### EXERCISE DESCRIPTION
Gather up every line from the entries below that uses the word "fede".

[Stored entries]
========================================================================
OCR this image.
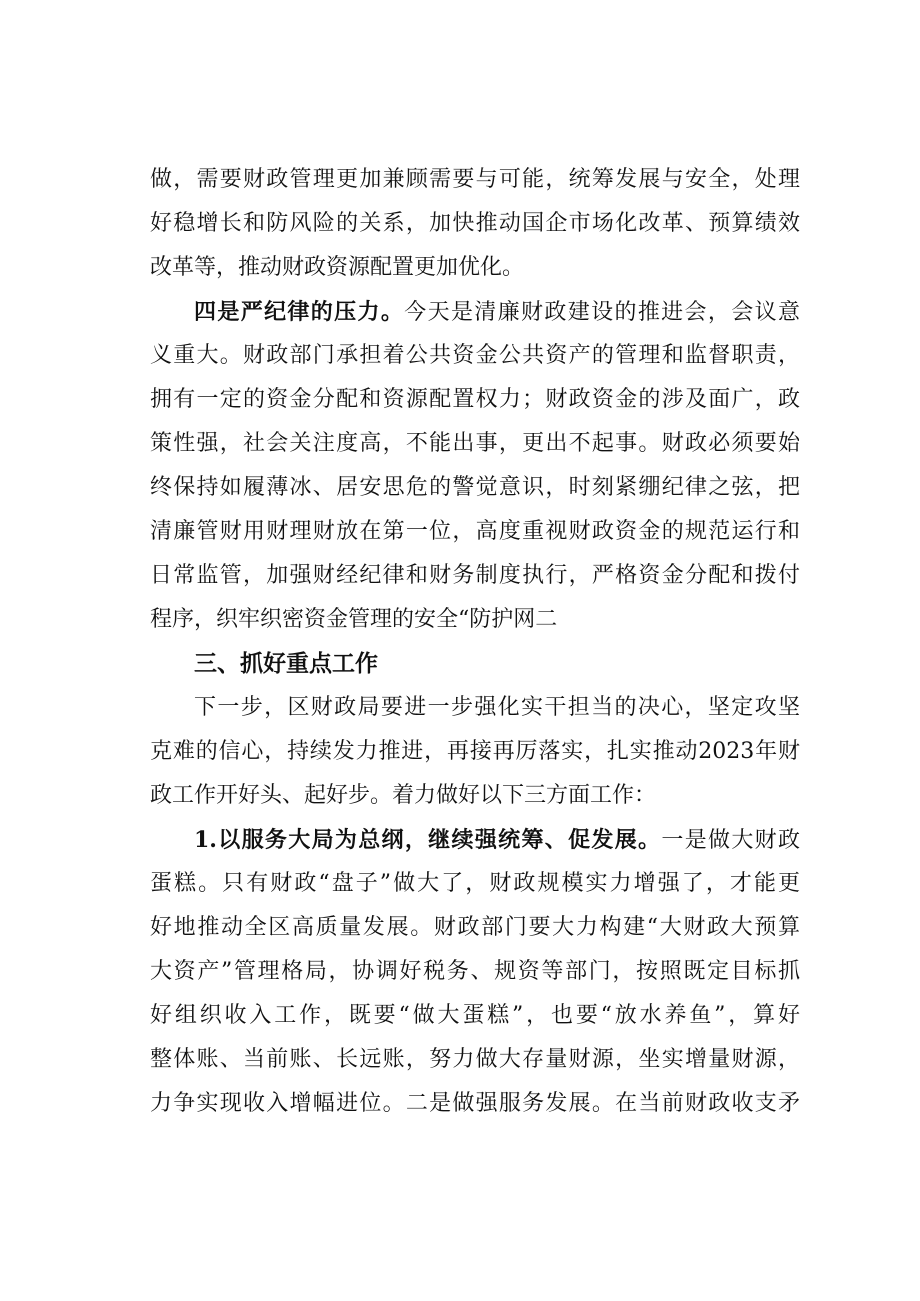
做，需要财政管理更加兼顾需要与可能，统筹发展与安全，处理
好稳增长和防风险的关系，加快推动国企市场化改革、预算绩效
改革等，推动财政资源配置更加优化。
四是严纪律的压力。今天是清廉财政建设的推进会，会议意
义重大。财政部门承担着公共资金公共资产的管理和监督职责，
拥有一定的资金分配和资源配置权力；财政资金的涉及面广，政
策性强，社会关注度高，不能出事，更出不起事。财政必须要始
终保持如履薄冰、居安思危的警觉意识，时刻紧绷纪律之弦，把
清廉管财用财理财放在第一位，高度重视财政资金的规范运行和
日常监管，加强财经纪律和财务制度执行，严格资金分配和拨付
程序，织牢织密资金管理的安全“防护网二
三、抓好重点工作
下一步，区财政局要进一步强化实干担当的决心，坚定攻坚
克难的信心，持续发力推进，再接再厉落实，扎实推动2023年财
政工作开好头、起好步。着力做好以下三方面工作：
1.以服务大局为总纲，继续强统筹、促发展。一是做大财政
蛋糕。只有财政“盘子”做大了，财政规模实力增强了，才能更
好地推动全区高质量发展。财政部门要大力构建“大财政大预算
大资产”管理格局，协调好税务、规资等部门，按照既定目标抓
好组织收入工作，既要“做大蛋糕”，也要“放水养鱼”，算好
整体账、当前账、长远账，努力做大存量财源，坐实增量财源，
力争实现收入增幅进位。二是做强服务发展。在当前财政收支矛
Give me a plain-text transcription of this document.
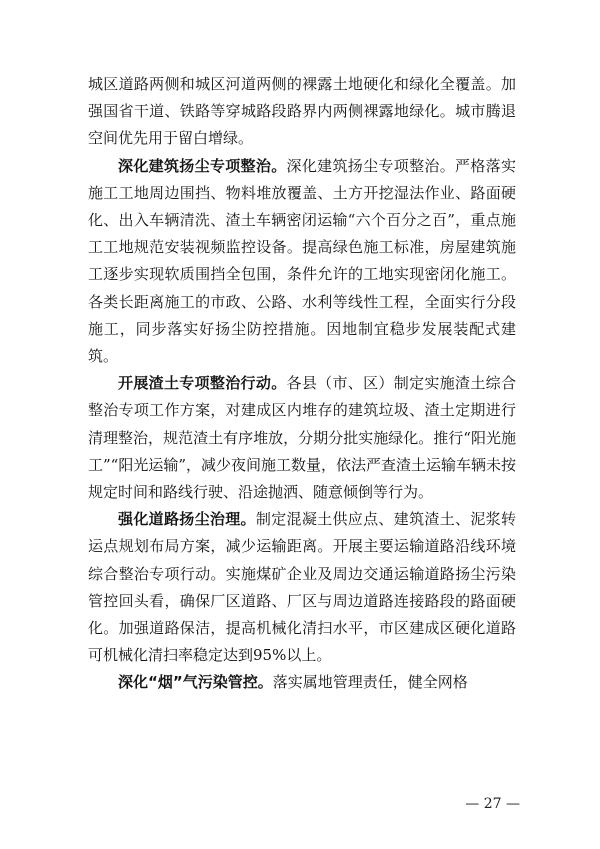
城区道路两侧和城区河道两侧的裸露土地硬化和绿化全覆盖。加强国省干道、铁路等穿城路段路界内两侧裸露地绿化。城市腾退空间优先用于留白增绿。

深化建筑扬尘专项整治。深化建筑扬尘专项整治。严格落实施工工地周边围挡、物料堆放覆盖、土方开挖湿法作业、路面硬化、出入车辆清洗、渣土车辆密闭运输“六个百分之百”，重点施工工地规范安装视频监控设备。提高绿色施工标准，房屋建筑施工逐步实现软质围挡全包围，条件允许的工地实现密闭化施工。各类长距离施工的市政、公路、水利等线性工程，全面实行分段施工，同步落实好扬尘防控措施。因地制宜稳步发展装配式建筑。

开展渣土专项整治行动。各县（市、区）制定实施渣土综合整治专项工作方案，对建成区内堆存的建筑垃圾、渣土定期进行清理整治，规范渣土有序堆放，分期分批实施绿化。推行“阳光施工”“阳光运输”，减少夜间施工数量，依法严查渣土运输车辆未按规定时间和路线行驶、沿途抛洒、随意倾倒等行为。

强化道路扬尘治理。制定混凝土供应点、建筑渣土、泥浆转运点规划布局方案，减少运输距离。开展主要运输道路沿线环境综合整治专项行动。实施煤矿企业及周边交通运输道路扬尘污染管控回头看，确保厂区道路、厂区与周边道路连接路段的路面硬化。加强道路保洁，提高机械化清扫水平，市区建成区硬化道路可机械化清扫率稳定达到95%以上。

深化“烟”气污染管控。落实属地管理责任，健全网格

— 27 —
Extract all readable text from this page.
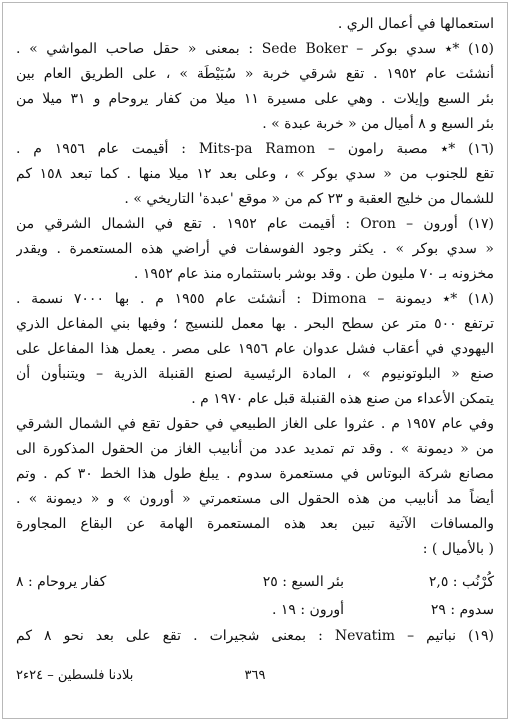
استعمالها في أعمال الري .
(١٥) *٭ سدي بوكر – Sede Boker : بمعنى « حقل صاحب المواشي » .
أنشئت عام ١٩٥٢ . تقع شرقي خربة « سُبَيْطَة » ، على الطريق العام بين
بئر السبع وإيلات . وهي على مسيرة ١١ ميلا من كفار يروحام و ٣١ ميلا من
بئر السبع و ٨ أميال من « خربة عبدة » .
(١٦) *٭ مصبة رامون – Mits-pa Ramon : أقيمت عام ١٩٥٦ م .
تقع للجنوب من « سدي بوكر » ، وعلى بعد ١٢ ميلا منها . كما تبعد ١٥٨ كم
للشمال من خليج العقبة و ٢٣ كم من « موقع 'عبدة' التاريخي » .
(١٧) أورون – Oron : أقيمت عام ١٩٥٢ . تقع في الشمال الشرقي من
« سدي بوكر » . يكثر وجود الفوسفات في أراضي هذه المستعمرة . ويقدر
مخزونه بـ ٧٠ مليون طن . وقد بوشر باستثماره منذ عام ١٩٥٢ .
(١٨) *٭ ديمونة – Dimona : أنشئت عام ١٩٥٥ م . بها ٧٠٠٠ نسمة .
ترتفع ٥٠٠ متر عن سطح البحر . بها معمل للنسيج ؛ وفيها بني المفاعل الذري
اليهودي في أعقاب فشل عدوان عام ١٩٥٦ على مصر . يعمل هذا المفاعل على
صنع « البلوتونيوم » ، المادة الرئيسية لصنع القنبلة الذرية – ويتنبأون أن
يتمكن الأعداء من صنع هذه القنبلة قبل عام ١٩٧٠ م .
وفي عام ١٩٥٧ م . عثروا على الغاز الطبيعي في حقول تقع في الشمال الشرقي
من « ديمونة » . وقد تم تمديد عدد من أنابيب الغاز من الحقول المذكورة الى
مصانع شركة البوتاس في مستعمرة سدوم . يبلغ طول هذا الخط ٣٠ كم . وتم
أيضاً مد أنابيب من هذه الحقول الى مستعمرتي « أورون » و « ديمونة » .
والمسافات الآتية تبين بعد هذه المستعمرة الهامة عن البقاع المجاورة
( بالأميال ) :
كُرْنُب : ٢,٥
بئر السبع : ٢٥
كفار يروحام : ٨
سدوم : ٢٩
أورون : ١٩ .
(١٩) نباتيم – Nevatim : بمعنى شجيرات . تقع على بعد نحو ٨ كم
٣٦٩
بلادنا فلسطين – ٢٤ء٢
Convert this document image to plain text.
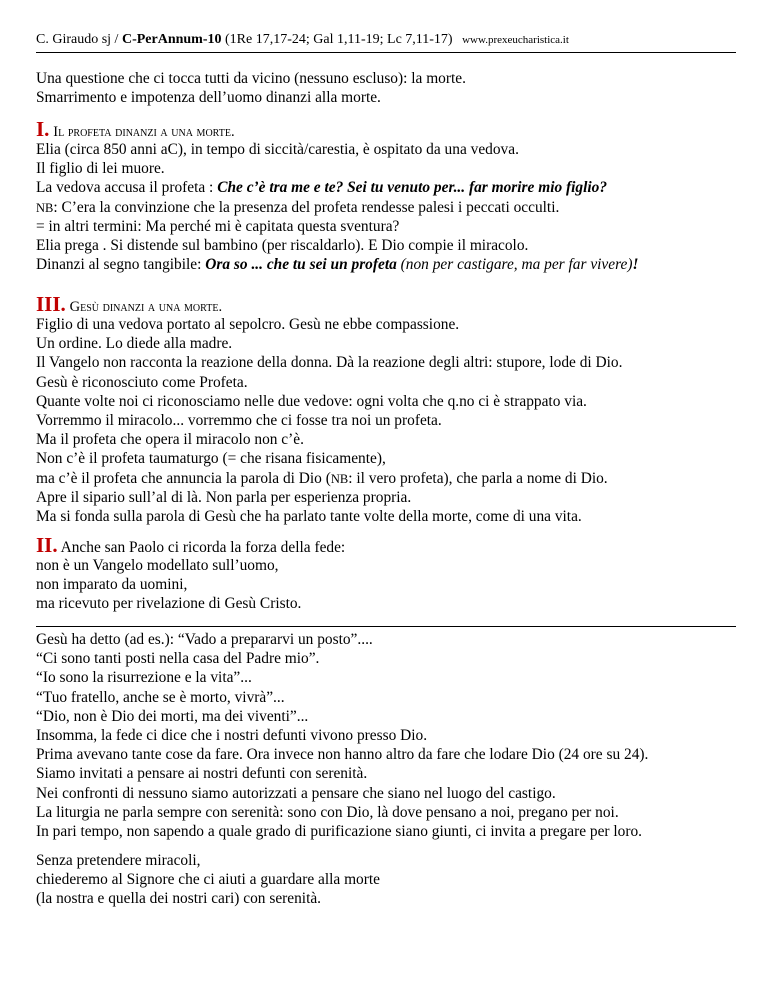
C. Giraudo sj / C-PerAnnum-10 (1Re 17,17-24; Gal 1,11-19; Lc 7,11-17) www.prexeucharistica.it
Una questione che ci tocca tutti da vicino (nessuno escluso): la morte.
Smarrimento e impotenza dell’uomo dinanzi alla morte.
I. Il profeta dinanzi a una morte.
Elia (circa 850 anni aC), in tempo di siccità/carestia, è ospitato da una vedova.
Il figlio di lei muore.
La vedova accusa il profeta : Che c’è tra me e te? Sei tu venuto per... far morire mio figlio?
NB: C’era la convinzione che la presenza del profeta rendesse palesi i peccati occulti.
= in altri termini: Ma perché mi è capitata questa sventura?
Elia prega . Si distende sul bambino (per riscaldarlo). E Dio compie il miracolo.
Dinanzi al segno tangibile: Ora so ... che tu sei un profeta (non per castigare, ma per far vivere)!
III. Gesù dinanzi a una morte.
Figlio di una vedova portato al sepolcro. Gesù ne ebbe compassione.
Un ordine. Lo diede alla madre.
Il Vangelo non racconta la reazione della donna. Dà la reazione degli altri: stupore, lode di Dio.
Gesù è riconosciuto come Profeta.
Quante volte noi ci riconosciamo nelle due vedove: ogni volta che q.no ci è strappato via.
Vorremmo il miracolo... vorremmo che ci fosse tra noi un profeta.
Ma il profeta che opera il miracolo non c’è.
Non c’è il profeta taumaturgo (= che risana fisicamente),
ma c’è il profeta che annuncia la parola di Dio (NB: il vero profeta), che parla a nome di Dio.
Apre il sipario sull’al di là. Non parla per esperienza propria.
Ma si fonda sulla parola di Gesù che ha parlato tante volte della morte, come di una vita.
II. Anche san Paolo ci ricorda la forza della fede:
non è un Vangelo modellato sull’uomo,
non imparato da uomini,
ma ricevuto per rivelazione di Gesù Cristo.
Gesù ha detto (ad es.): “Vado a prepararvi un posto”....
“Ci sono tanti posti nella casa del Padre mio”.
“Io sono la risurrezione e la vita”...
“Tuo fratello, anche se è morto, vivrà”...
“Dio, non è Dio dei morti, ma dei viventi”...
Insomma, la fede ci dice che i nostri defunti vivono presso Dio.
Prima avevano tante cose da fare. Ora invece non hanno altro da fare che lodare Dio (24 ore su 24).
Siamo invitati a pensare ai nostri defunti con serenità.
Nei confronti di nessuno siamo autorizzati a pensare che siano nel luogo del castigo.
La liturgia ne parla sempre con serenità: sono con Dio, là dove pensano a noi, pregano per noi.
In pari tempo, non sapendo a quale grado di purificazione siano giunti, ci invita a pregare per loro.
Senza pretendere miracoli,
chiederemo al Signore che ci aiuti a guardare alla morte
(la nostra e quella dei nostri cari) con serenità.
========================================================================
### TASK SOLUTION
II. Anche san Paolo ci ricorda la forza della fede:
Insomma, la fede ci dice che i nostri defunti vivono presso Dio.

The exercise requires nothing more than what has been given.